## Exercise data
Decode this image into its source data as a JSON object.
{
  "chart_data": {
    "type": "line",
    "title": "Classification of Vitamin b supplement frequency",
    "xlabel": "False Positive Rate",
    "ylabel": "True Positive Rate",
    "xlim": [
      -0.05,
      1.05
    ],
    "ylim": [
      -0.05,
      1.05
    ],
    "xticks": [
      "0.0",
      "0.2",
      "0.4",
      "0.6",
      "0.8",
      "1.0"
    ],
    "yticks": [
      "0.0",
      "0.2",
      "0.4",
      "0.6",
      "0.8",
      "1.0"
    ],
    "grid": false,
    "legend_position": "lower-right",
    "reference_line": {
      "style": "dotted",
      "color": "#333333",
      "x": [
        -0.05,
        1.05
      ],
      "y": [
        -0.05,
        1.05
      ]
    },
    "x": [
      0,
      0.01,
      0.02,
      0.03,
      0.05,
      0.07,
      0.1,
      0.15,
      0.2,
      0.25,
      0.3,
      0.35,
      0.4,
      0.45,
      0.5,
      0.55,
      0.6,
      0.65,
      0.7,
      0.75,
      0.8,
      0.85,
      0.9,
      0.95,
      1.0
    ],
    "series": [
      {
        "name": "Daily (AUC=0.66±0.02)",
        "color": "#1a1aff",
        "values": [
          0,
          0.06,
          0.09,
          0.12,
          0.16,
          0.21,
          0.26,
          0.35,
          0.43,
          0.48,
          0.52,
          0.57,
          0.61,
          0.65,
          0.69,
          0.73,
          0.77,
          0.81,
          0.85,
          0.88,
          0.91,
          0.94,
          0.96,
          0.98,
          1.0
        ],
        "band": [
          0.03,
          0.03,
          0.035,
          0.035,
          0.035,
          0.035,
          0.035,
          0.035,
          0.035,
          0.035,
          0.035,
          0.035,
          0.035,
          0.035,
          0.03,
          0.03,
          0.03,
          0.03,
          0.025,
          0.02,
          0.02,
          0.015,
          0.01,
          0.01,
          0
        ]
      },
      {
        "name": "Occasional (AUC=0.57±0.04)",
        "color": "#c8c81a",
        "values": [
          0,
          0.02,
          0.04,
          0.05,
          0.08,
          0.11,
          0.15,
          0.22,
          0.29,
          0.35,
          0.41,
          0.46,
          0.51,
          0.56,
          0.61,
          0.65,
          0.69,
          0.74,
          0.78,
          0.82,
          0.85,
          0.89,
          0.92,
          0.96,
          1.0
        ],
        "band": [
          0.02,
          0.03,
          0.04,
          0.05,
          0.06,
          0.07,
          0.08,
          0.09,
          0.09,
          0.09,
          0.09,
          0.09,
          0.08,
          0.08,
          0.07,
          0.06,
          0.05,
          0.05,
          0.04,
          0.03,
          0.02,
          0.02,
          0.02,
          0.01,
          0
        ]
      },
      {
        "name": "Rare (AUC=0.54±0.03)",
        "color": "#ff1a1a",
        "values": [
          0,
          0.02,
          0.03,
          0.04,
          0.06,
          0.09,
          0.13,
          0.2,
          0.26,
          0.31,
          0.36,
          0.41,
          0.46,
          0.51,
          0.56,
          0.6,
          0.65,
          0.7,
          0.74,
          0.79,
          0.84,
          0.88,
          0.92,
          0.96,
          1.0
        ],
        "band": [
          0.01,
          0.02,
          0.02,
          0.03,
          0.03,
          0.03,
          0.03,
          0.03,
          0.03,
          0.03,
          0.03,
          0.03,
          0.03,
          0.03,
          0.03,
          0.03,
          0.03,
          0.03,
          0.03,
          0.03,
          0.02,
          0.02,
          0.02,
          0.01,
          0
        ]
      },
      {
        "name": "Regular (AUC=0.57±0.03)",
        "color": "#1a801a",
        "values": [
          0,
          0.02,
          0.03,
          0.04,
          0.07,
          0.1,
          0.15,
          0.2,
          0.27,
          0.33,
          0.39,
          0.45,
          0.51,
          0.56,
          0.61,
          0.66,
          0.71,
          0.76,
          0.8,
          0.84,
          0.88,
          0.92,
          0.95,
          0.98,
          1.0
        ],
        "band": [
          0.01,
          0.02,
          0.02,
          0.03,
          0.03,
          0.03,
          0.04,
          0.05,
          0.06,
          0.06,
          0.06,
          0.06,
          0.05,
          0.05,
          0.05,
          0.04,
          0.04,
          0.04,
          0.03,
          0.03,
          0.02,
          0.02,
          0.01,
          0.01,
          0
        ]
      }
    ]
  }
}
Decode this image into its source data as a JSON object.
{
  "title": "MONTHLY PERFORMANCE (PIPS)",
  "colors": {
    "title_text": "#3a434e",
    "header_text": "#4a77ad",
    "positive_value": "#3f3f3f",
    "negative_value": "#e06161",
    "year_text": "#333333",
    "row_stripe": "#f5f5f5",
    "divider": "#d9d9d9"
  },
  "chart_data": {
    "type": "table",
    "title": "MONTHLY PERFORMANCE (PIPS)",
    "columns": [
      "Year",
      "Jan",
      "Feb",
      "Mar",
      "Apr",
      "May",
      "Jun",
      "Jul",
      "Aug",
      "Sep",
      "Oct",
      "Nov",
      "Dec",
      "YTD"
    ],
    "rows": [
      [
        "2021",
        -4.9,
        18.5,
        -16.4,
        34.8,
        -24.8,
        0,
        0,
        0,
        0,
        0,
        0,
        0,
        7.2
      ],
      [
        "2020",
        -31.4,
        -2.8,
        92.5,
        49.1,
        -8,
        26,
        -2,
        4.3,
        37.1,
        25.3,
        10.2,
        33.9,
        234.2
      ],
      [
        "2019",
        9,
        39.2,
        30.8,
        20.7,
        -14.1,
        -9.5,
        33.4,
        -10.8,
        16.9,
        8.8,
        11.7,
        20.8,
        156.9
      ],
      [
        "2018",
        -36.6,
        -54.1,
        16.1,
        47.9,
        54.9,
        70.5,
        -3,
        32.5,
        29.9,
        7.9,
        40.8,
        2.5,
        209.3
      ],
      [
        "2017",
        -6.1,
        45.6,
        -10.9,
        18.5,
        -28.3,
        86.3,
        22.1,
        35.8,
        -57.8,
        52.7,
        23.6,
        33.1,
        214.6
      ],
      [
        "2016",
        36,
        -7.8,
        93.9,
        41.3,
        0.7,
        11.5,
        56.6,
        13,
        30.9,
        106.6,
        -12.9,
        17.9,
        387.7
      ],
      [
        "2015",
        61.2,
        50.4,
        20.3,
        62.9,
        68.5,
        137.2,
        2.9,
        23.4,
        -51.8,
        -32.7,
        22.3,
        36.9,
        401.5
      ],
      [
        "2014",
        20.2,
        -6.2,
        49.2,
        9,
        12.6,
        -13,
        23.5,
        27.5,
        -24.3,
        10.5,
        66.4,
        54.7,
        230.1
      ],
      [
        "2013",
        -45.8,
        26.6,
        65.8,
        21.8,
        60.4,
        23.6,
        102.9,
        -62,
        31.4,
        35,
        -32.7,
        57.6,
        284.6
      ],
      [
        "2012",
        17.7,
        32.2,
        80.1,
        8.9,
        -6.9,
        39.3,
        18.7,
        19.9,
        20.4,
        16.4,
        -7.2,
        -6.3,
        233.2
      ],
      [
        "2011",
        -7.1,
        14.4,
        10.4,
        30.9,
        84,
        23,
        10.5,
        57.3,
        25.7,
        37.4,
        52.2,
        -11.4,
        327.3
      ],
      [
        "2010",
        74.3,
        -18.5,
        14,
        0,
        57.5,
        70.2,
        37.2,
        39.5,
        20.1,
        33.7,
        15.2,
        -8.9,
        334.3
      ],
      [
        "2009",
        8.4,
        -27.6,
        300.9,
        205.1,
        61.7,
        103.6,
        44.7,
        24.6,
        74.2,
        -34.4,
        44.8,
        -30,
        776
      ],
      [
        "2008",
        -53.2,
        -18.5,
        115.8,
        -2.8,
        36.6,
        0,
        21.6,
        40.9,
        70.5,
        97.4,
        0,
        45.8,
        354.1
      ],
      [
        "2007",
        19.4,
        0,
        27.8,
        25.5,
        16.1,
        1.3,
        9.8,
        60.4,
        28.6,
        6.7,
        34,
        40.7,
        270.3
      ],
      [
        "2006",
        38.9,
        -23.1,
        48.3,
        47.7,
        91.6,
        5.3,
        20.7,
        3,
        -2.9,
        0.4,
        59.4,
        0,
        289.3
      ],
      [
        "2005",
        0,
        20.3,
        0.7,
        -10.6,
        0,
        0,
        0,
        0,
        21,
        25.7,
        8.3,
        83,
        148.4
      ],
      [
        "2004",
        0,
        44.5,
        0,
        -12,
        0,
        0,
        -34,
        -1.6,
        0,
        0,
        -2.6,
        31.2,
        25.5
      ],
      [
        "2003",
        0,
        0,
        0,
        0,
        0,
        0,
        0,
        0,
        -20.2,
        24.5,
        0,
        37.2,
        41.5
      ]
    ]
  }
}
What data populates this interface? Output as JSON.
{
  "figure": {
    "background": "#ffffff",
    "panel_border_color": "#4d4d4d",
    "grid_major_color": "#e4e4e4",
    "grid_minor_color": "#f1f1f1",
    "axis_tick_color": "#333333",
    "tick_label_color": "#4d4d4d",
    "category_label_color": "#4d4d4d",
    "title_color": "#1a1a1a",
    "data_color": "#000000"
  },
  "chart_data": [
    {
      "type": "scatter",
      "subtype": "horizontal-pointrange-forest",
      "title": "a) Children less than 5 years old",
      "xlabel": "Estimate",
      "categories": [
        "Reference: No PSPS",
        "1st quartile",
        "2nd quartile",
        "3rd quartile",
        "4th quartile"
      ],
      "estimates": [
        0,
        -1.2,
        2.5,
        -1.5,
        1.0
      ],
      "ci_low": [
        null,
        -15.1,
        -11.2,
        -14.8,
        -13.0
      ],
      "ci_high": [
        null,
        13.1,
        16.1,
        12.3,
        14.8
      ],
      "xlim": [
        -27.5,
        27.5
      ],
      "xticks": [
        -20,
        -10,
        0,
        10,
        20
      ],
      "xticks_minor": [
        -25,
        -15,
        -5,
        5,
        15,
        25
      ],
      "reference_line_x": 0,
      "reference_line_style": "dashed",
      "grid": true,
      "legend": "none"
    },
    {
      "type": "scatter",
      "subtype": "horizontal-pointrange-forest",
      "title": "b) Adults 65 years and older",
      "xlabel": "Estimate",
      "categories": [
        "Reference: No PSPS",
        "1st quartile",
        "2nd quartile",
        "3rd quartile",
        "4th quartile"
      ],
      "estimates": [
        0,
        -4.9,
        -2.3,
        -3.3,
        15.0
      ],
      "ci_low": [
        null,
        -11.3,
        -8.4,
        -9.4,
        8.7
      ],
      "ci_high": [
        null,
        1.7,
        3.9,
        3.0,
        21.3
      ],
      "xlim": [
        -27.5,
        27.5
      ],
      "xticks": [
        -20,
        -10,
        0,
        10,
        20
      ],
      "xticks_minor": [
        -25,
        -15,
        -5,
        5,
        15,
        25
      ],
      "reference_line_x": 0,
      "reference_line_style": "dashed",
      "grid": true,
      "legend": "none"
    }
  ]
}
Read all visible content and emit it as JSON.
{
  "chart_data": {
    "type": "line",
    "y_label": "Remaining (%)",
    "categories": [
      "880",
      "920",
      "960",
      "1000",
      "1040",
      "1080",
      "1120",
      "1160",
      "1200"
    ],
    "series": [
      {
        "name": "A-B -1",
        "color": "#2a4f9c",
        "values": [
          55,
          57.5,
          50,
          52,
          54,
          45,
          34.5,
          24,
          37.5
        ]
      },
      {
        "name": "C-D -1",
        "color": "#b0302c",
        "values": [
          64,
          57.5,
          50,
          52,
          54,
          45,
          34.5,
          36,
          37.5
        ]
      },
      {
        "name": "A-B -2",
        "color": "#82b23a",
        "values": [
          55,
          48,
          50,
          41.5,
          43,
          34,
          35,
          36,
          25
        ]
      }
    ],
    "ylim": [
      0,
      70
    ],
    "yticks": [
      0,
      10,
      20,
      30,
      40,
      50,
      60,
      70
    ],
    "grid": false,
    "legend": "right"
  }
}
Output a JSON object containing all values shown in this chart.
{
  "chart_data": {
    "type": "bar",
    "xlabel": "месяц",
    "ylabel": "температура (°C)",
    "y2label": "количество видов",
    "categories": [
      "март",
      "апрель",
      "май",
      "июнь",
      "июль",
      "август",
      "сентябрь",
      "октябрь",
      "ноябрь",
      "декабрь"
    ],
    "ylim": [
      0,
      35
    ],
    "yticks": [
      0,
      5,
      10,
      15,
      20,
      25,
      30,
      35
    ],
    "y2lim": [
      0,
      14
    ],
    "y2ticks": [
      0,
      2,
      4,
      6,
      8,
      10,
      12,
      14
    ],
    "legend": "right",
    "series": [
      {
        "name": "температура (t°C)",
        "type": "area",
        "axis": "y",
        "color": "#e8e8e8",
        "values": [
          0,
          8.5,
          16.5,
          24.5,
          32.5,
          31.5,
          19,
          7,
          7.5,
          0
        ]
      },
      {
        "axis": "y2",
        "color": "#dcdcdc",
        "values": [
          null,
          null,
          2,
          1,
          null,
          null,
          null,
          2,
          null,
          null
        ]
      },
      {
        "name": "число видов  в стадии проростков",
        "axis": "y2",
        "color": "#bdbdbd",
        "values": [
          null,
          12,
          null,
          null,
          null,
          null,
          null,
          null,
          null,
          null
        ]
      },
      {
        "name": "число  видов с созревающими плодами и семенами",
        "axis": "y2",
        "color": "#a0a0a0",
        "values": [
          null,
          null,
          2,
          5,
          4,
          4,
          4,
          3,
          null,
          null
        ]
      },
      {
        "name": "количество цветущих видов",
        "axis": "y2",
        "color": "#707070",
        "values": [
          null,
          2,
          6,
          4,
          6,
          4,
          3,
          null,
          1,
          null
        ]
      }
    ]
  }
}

## Exercise brief
In the records above, find each line with the word "температура" and copy it.

## Task output
    "ylabel": "температура (°C)",
        "name": "температура (t°C)",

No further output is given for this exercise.